# start of Records provided

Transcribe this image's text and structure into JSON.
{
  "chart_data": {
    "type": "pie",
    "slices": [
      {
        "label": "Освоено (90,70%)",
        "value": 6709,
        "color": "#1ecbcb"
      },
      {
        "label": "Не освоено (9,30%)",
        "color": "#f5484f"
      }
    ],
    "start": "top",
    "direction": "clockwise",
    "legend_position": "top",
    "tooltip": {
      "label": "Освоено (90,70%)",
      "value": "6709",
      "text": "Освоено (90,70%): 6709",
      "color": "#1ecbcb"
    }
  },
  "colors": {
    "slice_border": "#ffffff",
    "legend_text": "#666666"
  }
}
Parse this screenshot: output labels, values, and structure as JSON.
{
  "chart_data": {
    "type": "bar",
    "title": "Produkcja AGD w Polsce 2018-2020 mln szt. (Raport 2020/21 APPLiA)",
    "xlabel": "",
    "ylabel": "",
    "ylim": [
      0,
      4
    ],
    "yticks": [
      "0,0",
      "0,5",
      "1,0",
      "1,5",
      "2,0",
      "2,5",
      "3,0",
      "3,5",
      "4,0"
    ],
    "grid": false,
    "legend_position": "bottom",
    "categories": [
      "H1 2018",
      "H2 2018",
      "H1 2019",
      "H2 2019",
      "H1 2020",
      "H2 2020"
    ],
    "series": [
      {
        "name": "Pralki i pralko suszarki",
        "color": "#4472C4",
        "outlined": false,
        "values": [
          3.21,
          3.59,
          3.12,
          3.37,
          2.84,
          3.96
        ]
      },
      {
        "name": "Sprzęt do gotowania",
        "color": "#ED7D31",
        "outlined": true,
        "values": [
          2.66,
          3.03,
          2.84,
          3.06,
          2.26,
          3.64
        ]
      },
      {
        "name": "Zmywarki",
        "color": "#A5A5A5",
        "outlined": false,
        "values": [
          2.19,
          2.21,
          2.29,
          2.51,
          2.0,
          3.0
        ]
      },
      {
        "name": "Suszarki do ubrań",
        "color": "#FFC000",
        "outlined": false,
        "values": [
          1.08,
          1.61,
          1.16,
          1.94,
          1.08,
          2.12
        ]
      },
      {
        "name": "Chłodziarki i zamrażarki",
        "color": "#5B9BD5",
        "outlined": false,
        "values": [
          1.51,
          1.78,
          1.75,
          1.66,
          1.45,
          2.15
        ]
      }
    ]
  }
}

# end of Records provided

▸ **Given task**: Using the entries above, please restate each one word for word.

▸ **Solution to this task**:
Transcribe this image's text and structure into JSON.
{
  "chart_data": {
    "type": "pie",
    "slices": [
      {
        "label": "Освоено (90,70%)",
        "value": 6709,
        "color": "#1ecbcb"
      },
      {
        "label": "Не освоено (9,30%)",
        "color": "#f5484f"
      }
    ],
    "start": "top",
    "direction": "clockwise",
    "legend_position": "top",
    "tooltip": {
      "label": "Освоено (90,70%)",
      "value": "6709",
      "text": "Освоено (90,70%): 6709",
      "color": "#1ecbcb"
    }
  },
  "colors": {
    "slice_border": "#ffffff",
    "legend_text": "#666666"
  }
}
Parse this screenshot: output labels, values, and structure as JSON.
{
  "chart_data": {
    "type": "bar",
    "title": "Produkcja AGD w Polsce 2018-2020 mln szt. (Raport 2020/21 APPLiA)",
    "xlabel": "",
    "ylabel": "",
    "ylim": [
      0,
      4
    ],
    "yticks": [
      "0,0",
      "0,5",
      "1,0",
      "1,5",
      "2,0",
      "2,5",
      "3,0",
      "3,5",
      "4,0"
    ],
    "grid": false,
    "legend_position": "bottom",
    "categories": [
      "H1 2018",
      "H2 2018",
      "H1 2019",
      "H2 2019",
      "H1 2020",
      "H2 2020"
    ],
    "series": [
      {
        "name": "Pralki i pralko suszarki",
        "color": "#4472C4",
        "outlined": false,
        "values": [
          3.21,
          3.59,
          3.12,
          3.37,
          2.84,
          3.96
        ]
      },
      {
        "name": "Sprzęt do gotowania",
        "color": "#ED7D31",
        "outlined": true,
        "values": [
          2.66,
          3.03,
          2.84,
          3.06,
          2.26,
          3.64
        ]
      },
      {
        "name": "Zmywarki",
        "color": "#A5A5A5",
        "outlined": false,
        "values": [
          2.19,
          2.21,
          2.29,
          2.51,
          2.0,
          3.0
        ]
      },
      {
        "name": "Suszarki do ubrań",
        "color": "#FFC000",
        "outlined": false,
        "values": [
          1.08,
          1.61,
          1.16,
          1.94,
          1.08,
          2.12
        ]
      },
      {
        "name": "Chłodziarki i zamrażarki",
        "color": "#5B9BD5",
        "outlined": false,
        "values": [
          1.51,
          1.78,
          1.75,
          1.66,
          1.45,
          2.15
        ]
      }
    ]
  }
}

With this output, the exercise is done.